» THE PROBLEM
Pull every line containing the word "value" from the records.

» GIVEN ENTRIES

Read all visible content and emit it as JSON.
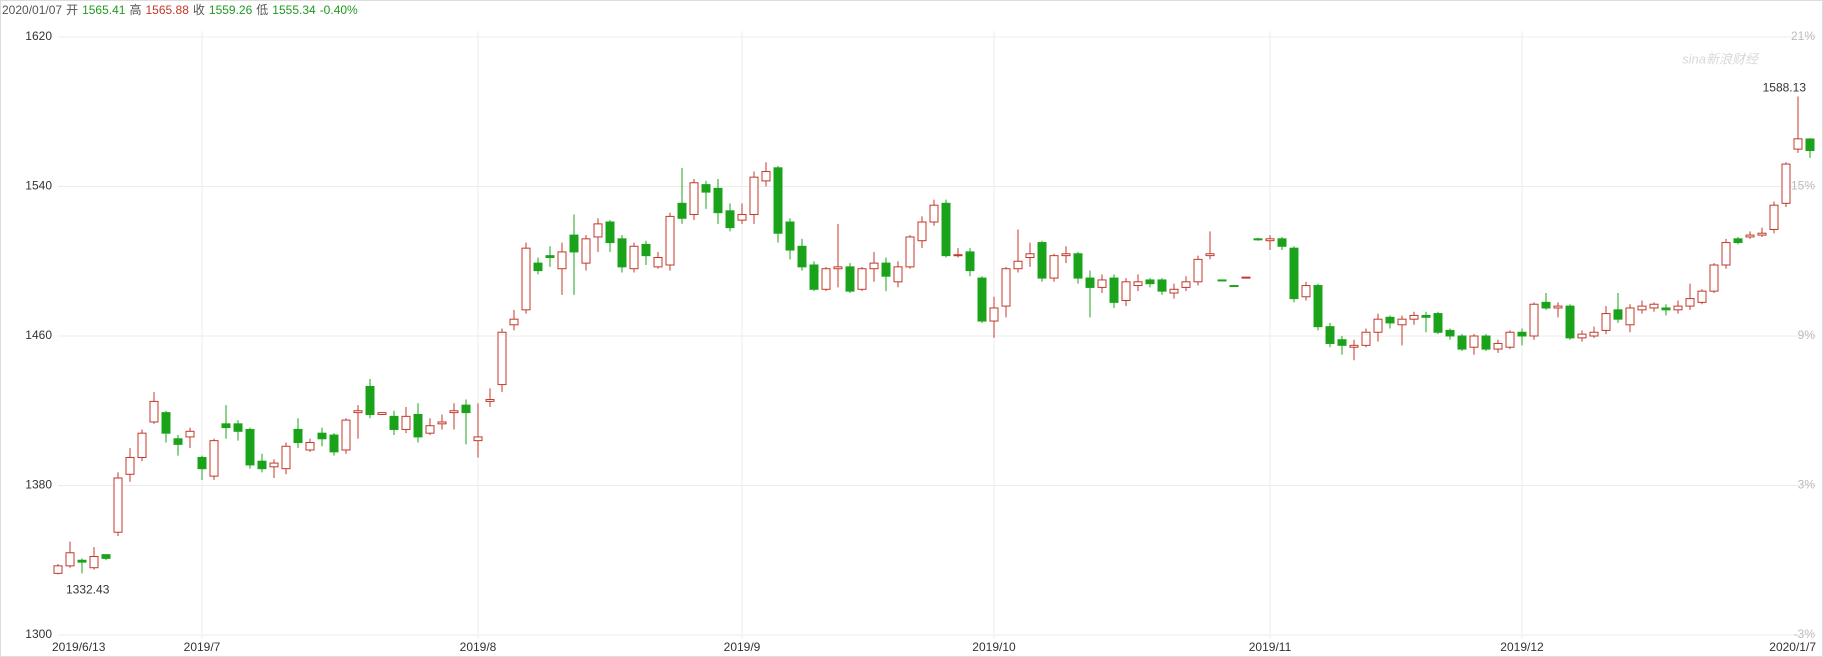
{
  "chart_data": {
    "type": "candlestick",
    "header": {
      "date": "2020/01/07",
      "open_label": "开",
      "open": 1565.41,
      "high_label": "高",
      "high": 1565.88,
      "close_label": "收",
      "close": 1559.26,
      "low_label": "低",
      "low": 1555.34,
      "change": "-0.40%"
    },
    "watermark": "sina新浪财经",
    "low_label": "1332.43",
    "high_label": "1588.13",
    "up_color": "#c0392b",
    "down_color": "#1aa31a",
    "grid": true,
    "categories": [
      "2019/6/13",
      null,
      null,
      null,
      null,
      null,
      null,
      null,
      null,
      null,
      null,
      null,
      "2019/7",
      null,
      null,
      null,
      null,
      null,
      null,
      null,
      null,
      null,
      null,
      null,
      null,
      null,
      null,
      null,
      null,
      null,
      null,
      null,
      null,
      null,
      null,
      "2019/8",
      null,
      null,
      null,
      null,
      null,
      null,
      null,
      null,
      null,
      null,
      null,
      null,
      null,
      null,
      null,
      null,
      null,
      null,
      null,
      null,
      null,
      "2019/9",
      null,
      null,
      null,
      null,
      null,
      null,
      null,
      null,
      null,
      null,
      null,
      null,
      null,
      null,
      null,
      null,
      null,
      null,
      null,
      null,
      "2019/10",
      null,
      null,
      null,
      null,
      null,
      null,
      null,
      null,
      null,
      null,
      null,
      null,
      null,
      null,
      null,
      null,
      null,
      null,
      null,
      null,
      null,
      null,
      "2019/11",
      null,
      null,
      null,
      null,
      null,
      null,
      null,
      null,
      null,
      null,
      null,
      null,
      null,
      null,
      null,
      null,
      null,
      null,
      null,
      null,
      "2019/12",
      null,
      null,
      null,
      null,
      null,
      null,
      null,
      null,
      null,
      null,
      null,
      null,
      null,
      null,
      null,
      null,
      null,
      null,
      null,
      null,
      null,
      null,
      null,
      "2020/1/7"
    ],
    "open": [
      1333,
      1337,
      1340,
      1336,
      1343,
      1355,
      1386,
      1395,
      1414,
      1419,
      1405,
      1406,
      1395,
      1385,
      1413,
      1413,
      1410,
      1393,
      1390,
      1389,
      1410,
      1399,
      1408,
      1407,
      1399,
      1419,
      1433,
      1418,
      1417,
      1410,
      1418,
      1408,
      1413,
      1419,
      1423,
      1404,
      1425,
      1434,
      1466,
      1474,
      1499,
      1503,
      1496,
      1514,
      1499,
      1513,
      1521,
      1512,
      1496,
      1509,
      1497,
      1498,
      1531,
      1525,
      1541,
      1539,
      1527,
      1522,
      1525,
      1543,
      1550,
      1521,
      1508,
      1498,
      1485,
      1496,
      1497,
      1485,
      1496,
      1499,
      1489,
      1497,
      1511,
      1521,
      1531,
      1503,
      1505,
      1491,
      1468,
      1476,
      1496,
      1502,
      1510,
      1491,
      1503,
      1504,
      1491,
      1486,
      1491,
      1479,
      1487,
      1490,
      1490,
      1483,
      1486,
      1489,
      1503,
      1490,
      1487,
      1491,
      1512,
      1511,
      1512,
      1507,
      1481,
      1487,
      1465,
      1458,
      1454,
      1455,
      1462,
      1470,
      1466,
      1469,
      1471,
      1472,
      1463,
      1460,
      1454,
      1460,
      1453,
      1454,
      1462,
      1460,
      1478,
      1475,
      1476,
      1459,
      1460,
      1463,
      1474,
      1466,
      1474,
      1475,
      1475,
      1474,
      1476,
      1478,
      1484,
      1498,
      1512,
      1513,
      1514,
      1517,
      1531,
      1560,
      1565.41
    ],
    "high": [
      1338,
      1350,
      1341,
      1347,
      1343,
      1387,
      1400,
      1410,
      1430,
      1420,
      1407,
      1411,
      1396,
      1405,
      1423,
      1415,
      1411,
      1397,
      1394,
      1403,
      1416,
      1405,
      1411,
      1408,
      1416,
      1423,
      1437,
      1419,
      1420,
      1422,
      1424,
      1416,
      1418,
      1424,
      1426,
      1424,
      1432,
      1464,
      1474,
      1510,
      1502,
      1508,
      1510,
      1525,
      1514,
      1523,
      1522,
      1514,
      1510,
      1511,
      1505,
      1526,
      1550,
      1544,
      1543,
      1544,
      1531,
      1531,
      1548,
      1553,
      1551,
      1523,
      1512,
      1500,
      1497,
      1520,
      1499,
      1497,
      1505,
      1502,
      1500,
      1514,
      1524,
      1533,
      1533,
      1507,
      1507,
      1492,
      1481,
      1497,
      1517,
      1510,
      1511,
      1504,
      1508,
      1505,
      1495,
      1493,
      1493,
      1491,
      1493,
      1491,
      1491,
      1488,
      1492,
      1503,
      1516,
      1490,
      1487,
      1491.5,
      1512.5,
      1514,
      1513,
      1508,
      1489,
      1488,
      1467,
      1460,
      1458,
      1464,
      1472,
      1471,
      1471,
      1473,
      1473,
      1473,
      1464,
      1461,
      1461,
      1461,
      1458,
      1463,
      1464,
      1478,
      1483,
      1478,
      1477,
      1463,
      1465,
      1476,
      1483,
      1477,
      1479,
      1478,
      1477,
      1479,
      1488,
      1485,
      1499,
      1512,
      1513,
      1516,
      1518,
      1532,
      1553,
      1588.13,
      1565.88
    ],
    "low": [
      1332.43,
      1336,
      1333,
      1335,
      1340,
      1353,
      1382,
      1393,
      1413,
      1403,
      1396,
      1400,
      1383,
      1383,
      1405,
      1404,
      1389,
      1387,
      1384,
      1386,
      1400,
      1398,
      1401,
      1396,
      1397,
      1405,
      1416,
      1418,
      1407,
      1408,
      1403,
      1407,
      1410,
      1410,
      1402,
      1395,
      1422,
      1430,
      1463,
      1472,
      1493,
      1497,
      1482,
      1482,
      1495,
      1505,
      1505,
      1494,
      1494,
      1498,
      1496,
      1495,
      1520,
      1522,
      1528,
      1520,
      1516,
      1520,
      1520,
      1540,
      1510,
      1501,
      1495,
      1484,
      1484,
      1486,
      1483,
      1484,
      1489,
      1484,
      1486,
      1496,
      1507,
      1519,
      1502,
      1502,
      1492,
      1467,
      1459,
      1470,
      1494,
      1497,
      1489,
      1489,
      1499,
      1488,
      1470,
      1483,
      1475,
      1476,
      1484,
      1486,
      1482,
      1480,
      1484,
      1487,
      1501,
      1489.5,
      1486.5,
      1491,
      1511,
      1506,
      1506,
      1478,
      1479,
      1463,
      1454,
      1450,
      1447,
      1454,
      1457,
      1464,
      1455,
      1466,
      1462,
      1461,
      1458,
      1452,
      1450,
      1452,
      1451,
      1453,
      1455,
      1458,
      1474,
      1470,
      1458,
      1457,
      1459,
      1461,
      1467,
      1462,
      1472,
      1473,
      1471,
      1472,
      1474,
      1477,
      1483,
      1496,
      1509,
      1512,
      1513,
      1515,
      1529,
      1558,
      1555.34
    ],
    "close": [
      1337,
      1344,
      1339,
      1342,
      1341,
      1384,
      1395,
      1408,
      1425,
      1408,
      1402,
      1409,
      1389,
      1404,
      1411,
      1409,
      1391,
      1389,
      1392,
      1401,
      1403,
      1403,
      1405,
      1398,
      1415,
      1420,
      1418,
      1419,
      1410,
      1417,
      1406,
      1412,
      1414,
      1420,
      1419,
      1406,
      1426,
      1462,
      1469,
      1507,
      1495,
      1502,
      1505,
      1505,
      1512,
      1520,
      1510,
      1497,
      1508,
      1503,
      1502,
      1524,
      1523,
      1542,
      1537,
      1526,
      1518,
      1525,
      1545,
      1548,
      1515,
      1506,
      1497,
      1485,
      1496,
      1497,
      1484,
      1496,
      1499,
      1492,
      1497,
      1513,
      1521,
      1530,
      1503,
      1503.5,
      1495,
      1468,
      1475,
      1496,
      1500,
      1504,
      1491,
      1503,
      1504,
      1491,
      1486,
      1490,
      1478,
      1489,
      1489,
      1488,
      1484,
      1485,
      1489,
      1501,
      1504,
      1489.5,
      1486.5,
      1491.5,
      1511.5,
      1512,
      1508,
      1480,
      1487,
      1465,
      1456,
      1455,
      1455,
      1462,
      1469,
      1467,
      1469,
      1471,
      1470,
      1462,
      1460,
      1453,
      1460,
      1453,
      1456,
      1462,
      1460,
      1477,
      1475,
      1476,
      1459,
      1461,
      1462,
      1472,
      1469,
      1475,
      1476,
      1477,
      1474,
      1476,
      1480,
      1484,
      1498,
      1510,
      1510,
      1514,
      1515,
      1530,
      1552,
      1565.52,
      1559.26
    ],
    "ylim": [
      1300,
      1620
    ],
    "yticks": [
      1300,
      1380,
      1460,
      1540,
      1620
    ],
    "y2lim": [
      -3,
      21
    ],
    "y2ticks": [
      {
        "value": -3,
        "label": "-3%"
      },
      {
        "value": 3,
        "label": "3%"
      },
      {
        "value": 9,
        "label": "9%"
      },
      {
        "value": 15,
        "label": "15%"
      },
      {
        "value": 21,
        "label": "21%"
      }
    ]
  }
}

» PROBLEM SOLUTION
        "value": -3,
        "value": 3,
        "value": 9,
        "value": 15,
        "value": 21,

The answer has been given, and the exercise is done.